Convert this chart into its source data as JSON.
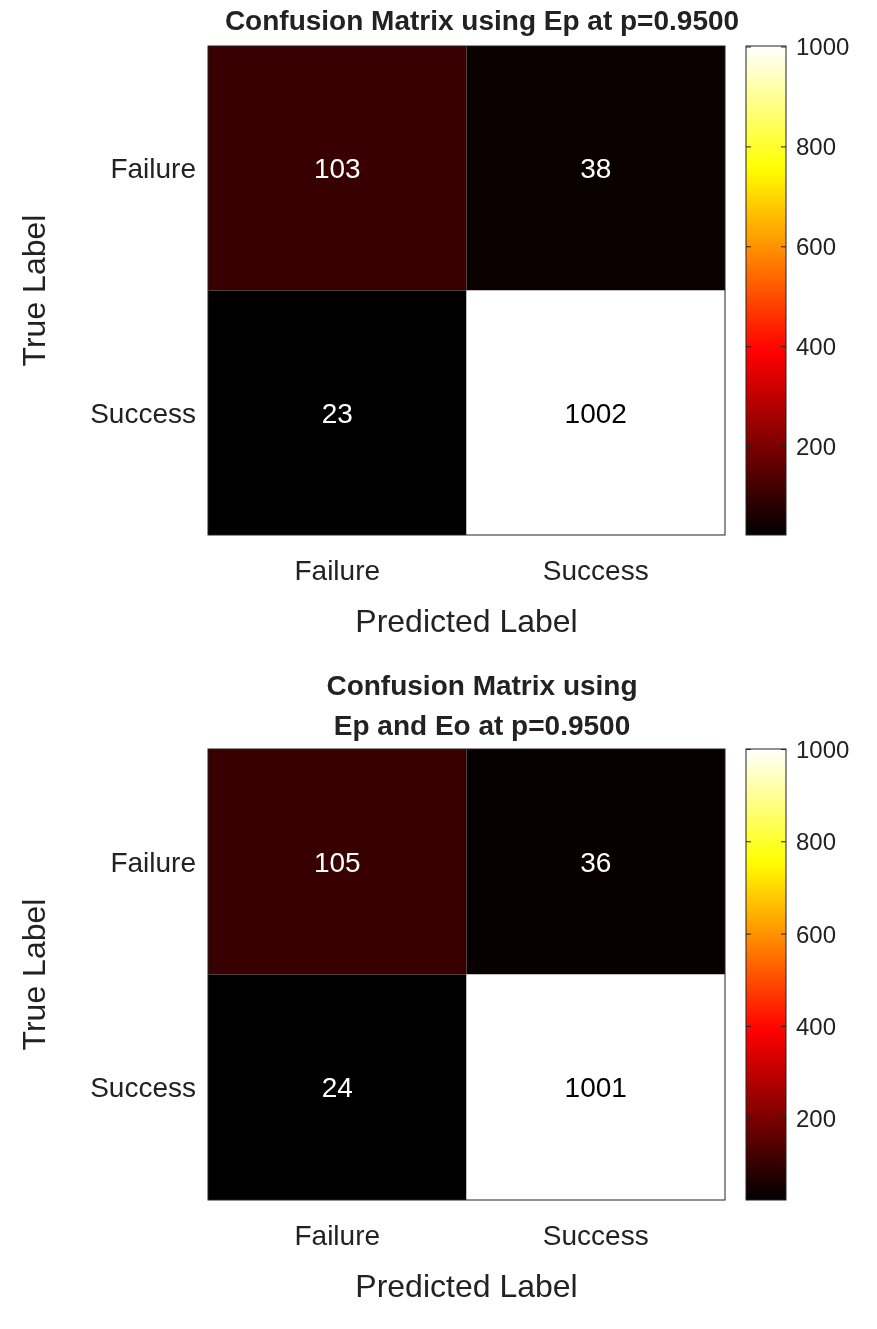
{
  "chart_data": [
    {
      "type": "heatmap",
      "title": "Confusion Matrix using Ep at p=0.9500",
      "xlabel": "Predicted Label",
      "ylabel": "True Label",
      "categories": [
        "Failure",
        "Success"
      ],
      "y_categories": [
        "Failure",
        "Success"
      ],
      "cells": [
        [
          103,
          38
        ],
        [
          23,
          1002
        ]
      ],
      "clim": [
        23,
        1002
      ],
      "cticks": [
        200,
        400,
        600,
        800,
        1000
      ],
      "data_labels": true
    },
    {
      "type": "heatmap",
      "title": "Confusion Matrix using\nEp and Eo at p=0.9500",
      "xlabel": "Predicted Label",
      "ylabel": "True Label",
      "categories": [
        "Failure",
        "Success"
      ],
      "y_categories": [
        "Failure",
        "Success"
      ],
      "cells": [
        [
          105,
          36
        ],
        [
          24,
          1001
        ]
      ],
      "clim": [
        24,
        1001
      ],
      "cticks": [
        200,
        400,
        600,
        800,
        1000
      ],
      "data_labels": true
    }
  ]
}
◆ ◆ ◆
▸ **Written problem**
Using the listing above, pull out all lines that hold the word "Matrix".

▸ **Result for this exercise**
      "title": "Confusion Matrix using Ep at p=0.9500",
      "title": "Confusion Matrix using\nEp and Eo at p=0.9500",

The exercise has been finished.